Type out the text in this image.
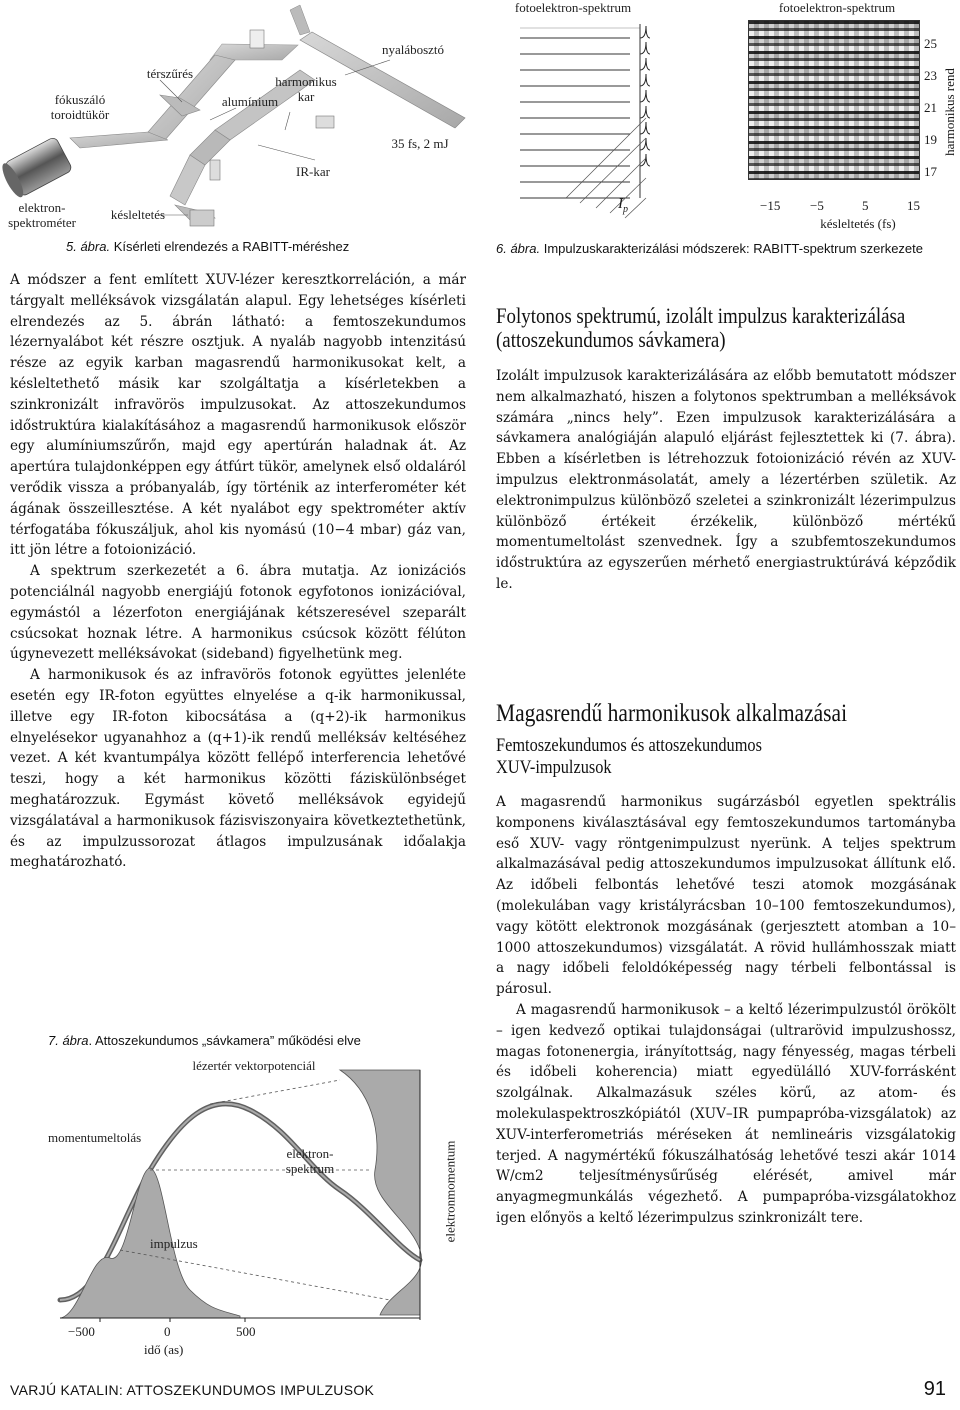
fókuszáló
toroidtükör
térszűrés
alumínium
harmonikus
kar
nyalábosztó
35 fs, 2 mJ
IR-kar
elektron-
spektrométer
késleltetés
5. ábra. Kísérleti elrendezés a RABITT-méréshez
fotoelektron-spektrum	fotoelektron-spektrum
25
23
21
19
17
harmonikus rend
$I_p$	−15 −5	5	15
késleltetés (fs)
6. ábra. Impulzuskarakterizálási módszerek: RABITT-spektrum szerkezete

A módszer a fent említett XUV-lézer keresztkorreláción, a már tárgyalt melléksávok vizsgálatán alapul. Egy lehetséges kísérleti elrendezés az 5. ábrán látható: a femtoszekundumos lézernyalábot két részre osztjuk. A nyaláb nagyobb intenzitású része az egyik karban magasrendű harmonikusokat kelt, a késleltethető másik kar szolgáltatja a kísérletekben a szinkronizált infravörös impulzusokat. Az attoszekundumos időstruktúra kialakításához a magasrendű harmonikusok először egy alumíniumszűrőn, majd egy apertúrán haladnak át. Az apertúra tulajdonképpen egy átfúrt tükör, amelynek első oldaláról verődik vissza a próbanyaláb, így történik az interferométer két ágának összeillesztése. A két nyalábot egy spektrométer aktív térfogatába fókuszáljuk, ahol kis nyomású (10−4 mbar) gáz van, itt jön létre a fotoionizáció.

A spektrum szerkezetét a 6. ábra mutatja. Az ionizációs potenciálnál nagyobb energiájú fotonok egyfotonos ionizációval, egymástól a lézerfoton energiájának kétszeresével szeparált csúcsokat hoznak létre. A harmonikus csúcsok között félúton úgynevezett melléksávokat (sideband) figyelhetünk meg.

A harmonikusok és az infravörös fotonok együttes jelenléte esetén egy IR-foton együttes elnyelése a q-ik harmonikussal, illetve egy IR-foton kibocsátása a (q+2)-ik harmonikus elnyelésekor ugyanahhoz a (q+1)-ik rendű melléksáv keltéséhez vezet. A két kvantumpálya között fellépő interferencia lehetővé teszi, hogy a két harmonikus közötti fáziskülönbséget meghatározzuk. Egymást követő melléksávok egyidejű vizsgálatával a harmonikusok fázisviszonyaira következtethetünk, és az impulzussorozat átlagos impulzusának időalakja meghatározható.

7. ábra. Attoszekundumos „sávkamera” működési elve
lézertér vektorpotenciál
momentumeltolás
elektron-
spektrum
impulzus
elektronmomentum
−500	0	500
idő (as)
Folytonos spektrumú, izolált impulzus karakterizálása
(attoszekundumos sávkamera)

Izolált impulzusok karakterizálására az előbb bemutatott módszer nem alkalmazható, hiszen a folytonos spektrumban a melléksávok számára „nincs hely”. Ezen impulzusok karakterizálására a sávkamera analógiáján alapuló eljárást fejlesztettek ki (7. ábra). Ebben a kísérletben is létrehozzuk fotoionizáció révén az XUV-impulzus elektronmásolatát, amely a lézertérben születik. Az elektronimpulzus különböző szeletei a szinkronizált lézerimpulzus különböző értékeit érzékelik, különböző mértékű momentumeltolást szenvednek. Így a szubfemtoszekundumos időstruktúra az egyszerűen mérhető energiastruktúrává képződik le.

Magasrendű harmonikusok alkalmazásai
Femtoszekundumos és attoszekundumos
XUV-impulzusok

A magasrendű harmonikus sugárzásból egyetlen spektrális komponens kiválasztásával egy femtoszekundumos tartományba eső XUV- vagy röntgenimpulzust nyerünk. A teljes spektrum alkalmazásával pedig attoszekundumos impulzusokat állítunk elő. Az időbeli felbontás lehetővé teszi atomok mozgásának (molekulában vagy kristályrácsban 10–100 femtoszekundumos), vagy kötött elektronok mozgásának (gerjesztett atomban a 10–1000 attoszekundumos) vizsgálatát. A rövid hullámhosszak miatt a nagy időbeli feloldóképesség nagy térbeli felbontással is párosul.

A magasrendű harmonikusok – a keltő lézerimpulzustól örökölt – igen kedvező optikai tulajdonságai (ultrarövid impulzushossz, magas fotonenergia, irányítottság, nagy fényesség, magas térbeli és időbeli koherencia) miatt egyedülálló XUV-forrásként szolgálnak. Alkalmazásuk széles körű, az atom- és molekulaspektroszkópiától (XUV–IR pumpapróba-vizsgálatok) az XUV-interferometriás méréseken át nemlineáris vizsgálatokig terjed. A nagymértékű fókuszálhatóság lehetővé teszi akár 1014 W/cm2 teljesítménysűrűség elérését, amivel már anyagmegmunkálás végezhető. A pumpapróba-vizsgálatokhoz igen előnyös a keltő lézerimpulzus szinkronizált tere.

VARJÚ KATALIN: ATTOSZEKUNDUMOS IMPULZUSOK	91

### EXERCISE TASK:
Omit the pictures. Transcribe every record exactly.

### WRITTEN RESPONSE:
Type out the text in this image.
fókuszáló
toroidtükör
térszűrés
alumínium
harmonikus
kar
nyalábosztó
35 fs, 2 mJ
IR-kar
elektron-
spektrométer
késleltetés
5. ábra. Kísérleti elrendezés a RABITT-méréshez
fotoelektron-spektrum	fotoelektron-spektrum
25
23
21
19
17
harmonikus rend
$I_p$	−15 −5	5	15
késleltetés (fs)
6. ábra. Impulzuskarakterizálási módszerek: RABITT-spektrum szerkezete

A módszer a fent említett XUV-lézer keresztkorreláción, a már tárgyalt melléksávok vizsgálatán alapul. Egy lehetséges kísérleti elrendezés az 5. ábrán látható: a femtoszekundumos lézernyalábot két részre osztjuk. A nyaláb nagyobb intenzitású része az egyik karban magasrendű harmonikusokat kelt, a késleltethető másik kar szolgáltatja a kísérletekben a szinkronizált infravörös impulzusokat. Az attoszekundumos időstruktúra kialakításához a magasrendű harmonikusok először egy alumíniumszűrőn, majd egy apertúrán haladnak át. Az apertúra tulajdonképpen egy átfúrt tükör, amelynek első oldaláról verődik vissza a próbanyaláb, így történik az interferométer két ágának összeillesztése. A két nyalábot egy spektrométer aktív térfogatába fókuszáljuk, ahol kis nyomású (10−4 mbar) gáz van, itt jön létre a fotoionizáció.

A spektrum szerkezetét a 6. ábra mutatja. Az ionizációs potenciálnál nagyobb energiájú fotonok egyfotonos ionizációval, egymástól a lézerfoton energiájának kétszeresével szeparált csúcsokat hoznak létre. A harmonikus csúcsok között félúton úgynevezett melléksávokat (sideband) figyelhetünk meg.

A harmonikusok és az infravörös fotonok együttes jelenléte esetén egy IR-foton együttes elnyelése a q-ik harmonikussal, illetve egy IR-foton kibocsátása a (q+2)-ik harmonikus elnyelésekor ugyanahhoz a (q+1)-ik rendű melléksáv keltéséhez vezet. A két kvantumpálya között fellépő interferencia lehetővé teszi, hogy a két harmonikus közötti fáziskülönbséget meghatározzuk. Egymást követő melléksávok egyidejű vizsgálatával a harmonikusok fázisviszonyaira következtethetünk, és az impulzussorozat átlagos impulzusának időalakja meghatározható.

7. ábra. Attoszekundumos „sávkamera” működési elve
lézertér vektorpotenciál
momentumeltolás
elektron-
spektrum
impulzus
elektronmomentum
−500	0	500
idő (as)
Folytonos spektrumú, izolált impulzus karakterizálása
(attoszekundumos sávkamera)

Izolált impulzusok karakterizálására az előbb bemutatott módszer nem alkalmazható, hiszen a folytonos spektrumban a melléksávok számára „nincs hely”. Ezen impulzusok karakterizálására a sávkamera analógiáján alapuló eljárást fejlesztettek ki (7. ábra). Ebben a kísérletben is létrehozzuk fotoionizáció révén az XUV-impulzus elektronmásolatát, amely a lézertérben születik. Az elektronimpulzus különböző szeletei a szinkronizált lézerimpulzus különböző értékeit érzékelik, különböző mértékű momentumeltolást szenvednek. Így a szubfemtoszekundumos időstruktúra az egyszerűen mérhető energiastruktúrává képződik le.

Magasrendű harmonikusok alkalmazásai
Femtoszekundumos és attoszekundumos
XUV-impulzusok

A magasrendű harmonikus sugárzásból egyetlen spektrális komponens kiválasztásával egy femtoszekundumos tartományba eső XUV- vagy röntgenimpulzust nyerünk. A teljes spektrum alkalmazásával pedig attoszekundumos impulzusokat állítunk elő. Az időbeli felbontás lehetővé teszi atomok mozgásának (molekulában vagy kristályrácsban 10–100 femtoszekundumos), vagy kötött elektronok mozgásának (gerjesztett atomban a 10–1000 attoszekundumos) vizsgálatát. A rövid hullámhosszak miatt a nagy időbeli feloldóképesség nagy térbeli felbontással is párosul.

A magasrendű harmonikusok – a keltő lézerimpulzustól örökölt – igen kedvező optikai tulajdonságai (ultrarövid impulzushossz, magas fotonenergia, irányítottság, nagy fényesség, magas térbeli és időbeli koherencia) miatt egyedülálló XUV-forrásként szolgálnak. Alkalmazásuk széles körű, az atom- és molekulaspektroszkópiától (XUV–IR pumpapróba-vizsgálatok) az XUV-interferometriás méréseken át nemlineáris vizsgálatokig terjed. A nagymértékű fókuszálhatóság lehetővé teszi akár 1014 W/cm2 teljesítménysűrűség elérését, amivel már anyagmegmunkálás végezhető. A pumpapróba-vizsgálatokhoz igen előnyös a keltő lézerimpulzus szinkronizált tere.

VARJÚ KATALIN: ATTOSZEKUNDUMOS IMPULZUSOK	91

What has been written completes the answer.